#### Exercise instructions:
Write out the full listing exactly as given, minus the images.

----- Input

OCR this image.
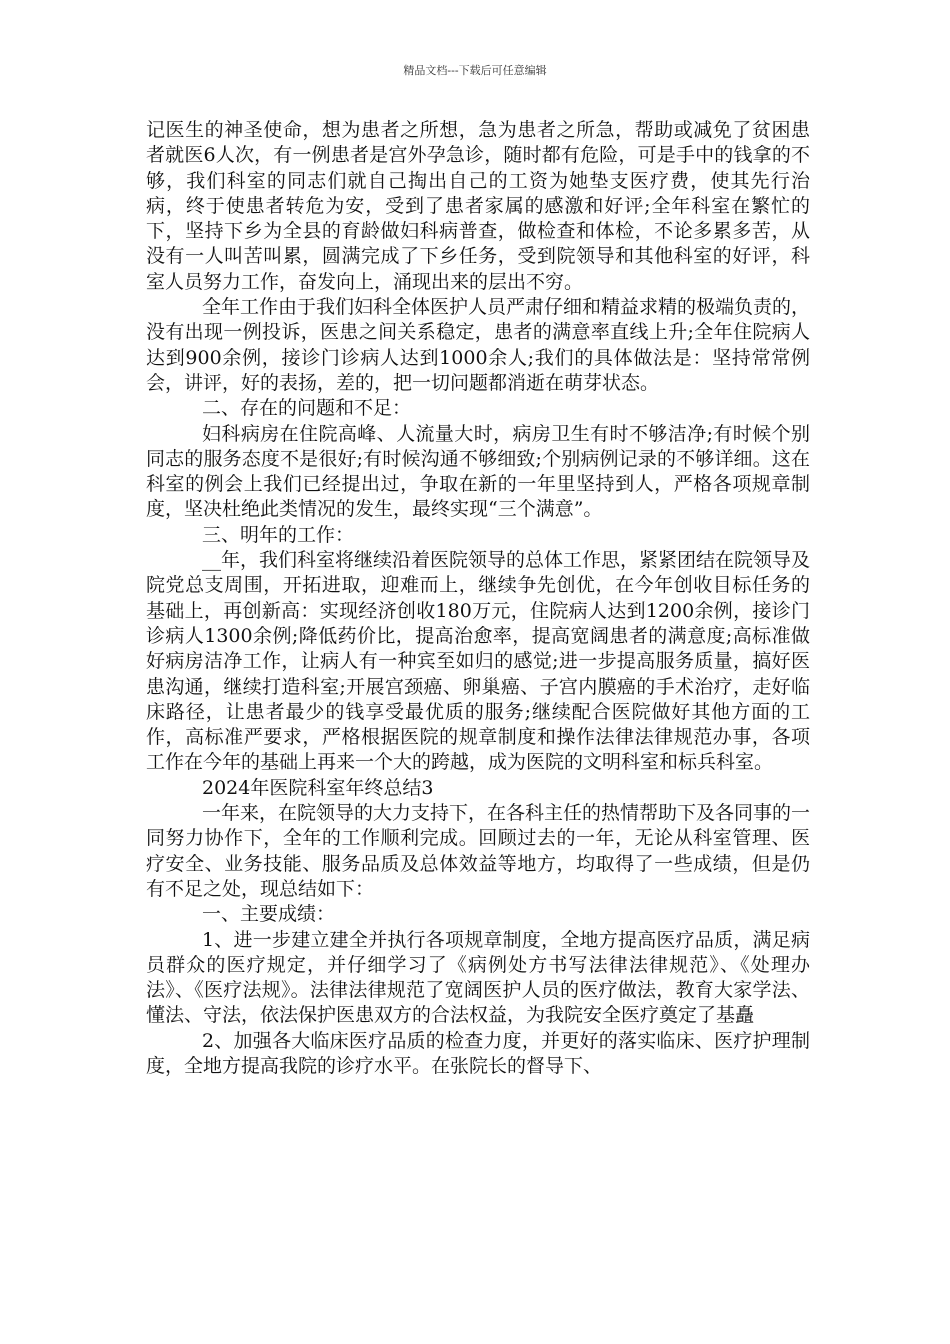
精品文档---下载后可任意编辑

记医生的神圣使命，想为患者之所想，急为患者之所急，帮助或减免了贫困患者就医6人次，有一例患者是宫外孕急诊，随时都有危险，可是手中的钱拿的不够，我们科室的同志们就自己掏出自己的工资为她垫支医疗费，使其先行治病，终于使患者转危为安，受到了患者家属的感激和好评;全年科室在繁忙的下，坚持下乡为全县的育龄做妇科病普查，做检查和体检，不论多累多苦，从没有一人叫苦叫累，圆满完成了下乡任务，受到院领导和其他科室的好评，科室人员努力工作，奋发向上，涌现出来的层出不穷。

全年工作由于我们妇科全体医护人员严肃仔细和精益求精的极端负责的，没有出现一例投诉，医患之间关系稳定，患者的满意率直线上升;全年住院病人达到900余例，接诊门诊病人达到1000余人;我们的具体做法是：坚持常常例会，讲评，好的表扬，差的，把一切问题都消逝在萌芽状态。

二、存在的问题和不足：

妇科病房在住院高峰、人流量大时，病房卫生有时不够洁净;有时候个别同志的服务态度不是很好;有时候沟通不够细致;个别病例记录的不够详细。这在科室的例会上我们已经提出过，争取在新的一年里坚持到人，严格各项规章制度，坚决杜绝此类情况的发生，最终实现“三个满意”。

三、明年的工作：

__年，我们科室将继续沿着医院领导的总体工作思，紧紧团结在院领导及院党总支周围，开拓进取，迎难而上，继续争先创优，在今年创收目标任务的基础上，再创新高：实现经济创收180万元，住院病人达到1200余例，接诊门诊病人1300余例;降低药价比，提高治愈率，提高宽阔患者的满意度;高标准做好病房洁净工作，让病人有一种宾至如归的感觉;进一步提高服务质量，搞好医患沟通，继续打造科室;开展宫颈癌、卵巢癌、子宫内膜癌的手术治疗，走好临床路径，让患者最少的钱享受最优质的服务;继续配合医院做好其他方面的工作，高标准严要求，严格根据医院的规章制度和操作法律法律规范办事，各项工作在今年的基础上再来一个大的跨越，成为医院的文明科室和标兵科室。

2024年医院科室年终总结3

一年来，在院领导的大力支持下，在各科主任的热情帮助下及各同事的一同努力协作下，全年的工作顺利完成。回顾过去的一年，无论从科室管理、医疗安全、业务技能、服务品质及总体效益等地方，均取得了一些成绩，但是仍有不足之处，现总结如下：

一、主要成绩：

1、进一步建立建全并执行各项规章制度，全地方提高医疗品质，满足病员群众的医疗规定，并仔细学习了《病例处方书写法律法律规范》、《处理办法》、《医疗法规》。法律法律规范了宽阔医护人员的医疗做法，教育大家学法、懂法、守法，依法保护医患双方的合法权益，为我院安全医疗奠定了基矗

2、加强各大临床医疗品质的检查力度，并更好的落实临床、医疗护理制度，全地方提高我院的诊疗水平。在张院长的督导下、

----------

#### Full answer:
OCR this image.
精品文档---下载后可任意编辑

记医生的神圣使命，想为患者之所想，急为患者之所急，帮助或减免了贫困患者就医6人次，有一例患者是宫外孕急诊，随时都有危险，可是手中的钱拿的不够，我们科室的同志们就自己掏出自己的工资为她垫支医疗费，使其先行治病，终于使患者转危为安，受到了患者家属的感激和好评;全年科室在繁忙的下，坚持下乡为全县的育龄做妇科病普查，做检查和体检，不论多累多苦，从没有一人叫苦叫累，圆满完成了下乡任务，受到院领导和其他科室的好评，科室人员努力工作，奋发向上，涌现出来的层出不穷。

全年工作由于我们妇科全体医护人员严肃仔细和精益求精的极端负责的，没有出现一例投诉，医患之间关系稳定，患者的满意率直线上升;全年住院病人达到900余例，接诊门诊病人达到1000余人;我们的具体做法是：坚持常常例会，讲评，好的表扬，差的，把一切问题都消逝在萌芽状态。

二、存在的问题和不足：

妇科病房在住院高峰、人流量大时，病房卫生有时不够洁净;有时候个别同志的服务态度不是很好;有时候沟通不够细致;个别病例记录的不够详细。这在科室的例会上我们已经提出过，争取在新的一年里坚持到人，严格各项规章制度，坚决杜绝此类情况的发生，最终实现“三个满意”。

三、明年的工作：

__年，我们科室将继续沿着医院领导的总体工作思，紧紧团结在院领导及院党总支周围，开拓进取，迎难而上，继续争先创优，在今年创收目标任务的基础上，再创新高：实现经济创收180万元，住院病人达到1200余例，接诊门诊病人1300余例;降低药价比，提高治愈率，提高宽阔患者的满意度;高标准做好病房洁净工作，让病人有一种宾至如归的感觉;进一步提高服务质量，搞好医患沟通，继续打造科室;开展宫颈癌、卵巢癌、子宫内膜癌的手术治疗，走好临床路径，让患者最少的钱享受最优质的服务;继续配合医院做好其他方面的工作，高标准严要求，严格根据医院的规章制度和操作法律法律规范办事，各项工作在今年的基础上再来一个大的跨越，成为医院的文明科室和标兵科室。

2024年医院科室年终总结3

一年来，在院领导的大力支持下，在各科主任的热情帮助下及各同事的一同努力协作下，全年的工作顺利完成。回顾过去的一年，无论从科室管理、医疗安全、业务技能、服务品质及总体效益等地方，均取得了一些成绩，但是仍有不足之处，现总结如下：

一、主要成绩：

1、进一步建立建全并执行各项规章制度，全地方提高医疗品质，满足病员群众的医疗规定，并仔细学习了《病例处方书写法律法律规范》、《处理办法》、《医疗法规》。法律法律规范了宽阔医护人员的医疗做法，教育大家学法、懂法、守法，依法保护医患双方的合法权益，为我院安全医疗奠定了基矗

2、加强各大临床医疗品质的检查力度，并更好的落实临床、医疗护理制度，全地方提高我院的诊疗水平。在张院长的督导下、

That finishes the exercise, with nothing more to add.